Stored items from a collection

== Segment start ==

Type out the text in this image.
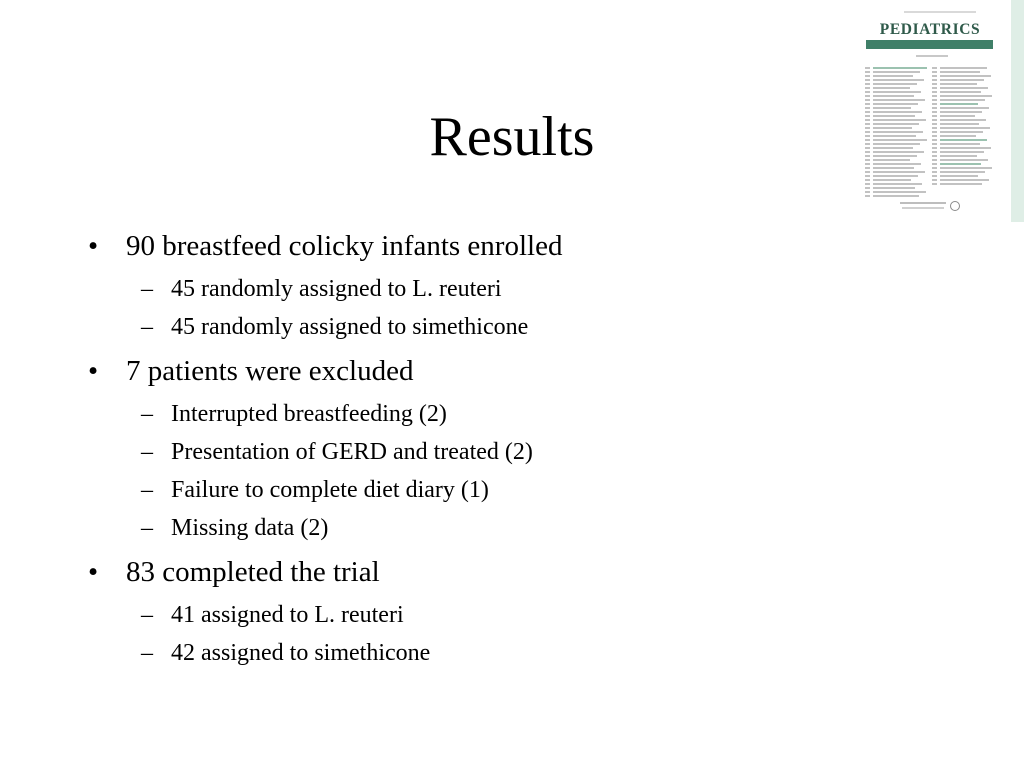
PEDIATRICS
Results
• 90 breastfeed colicky infants enrolled
– 45 randomly assigned to L. reuteri
– 45 randomly assigned to simethicone
• 7 patients were excluded
– Interrupted breastfeeding (2)
– Presentation of GERD and treated (2)
– Failure to complete diet diary (1)
– Missing data (2)
• 83 completed the trial
– 41 assigned to L. reuteri
– 42 assigned to simethicone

== Segment end ==

WHAT IS REQUIRED: Write out the data again word for word, minus any images.

ANSWER FOR THE TASK:
Type out the text in this image.
PEDIATRICS
Results
• 90 breastfeed colicky infants enrolled
– 45 randomly assigned to L. reuteri
– 45 randomly assigned to simethicone
• 7 patients were excluded
– Interrupted breastfeeding (2)
– Presentation of GERD and treated (2)
– Failure to complete diet diary (1)
– Missing data (2)
• 83 completed the trial
– 41 assigned to L. reuteri
– 42 assigned to simethicone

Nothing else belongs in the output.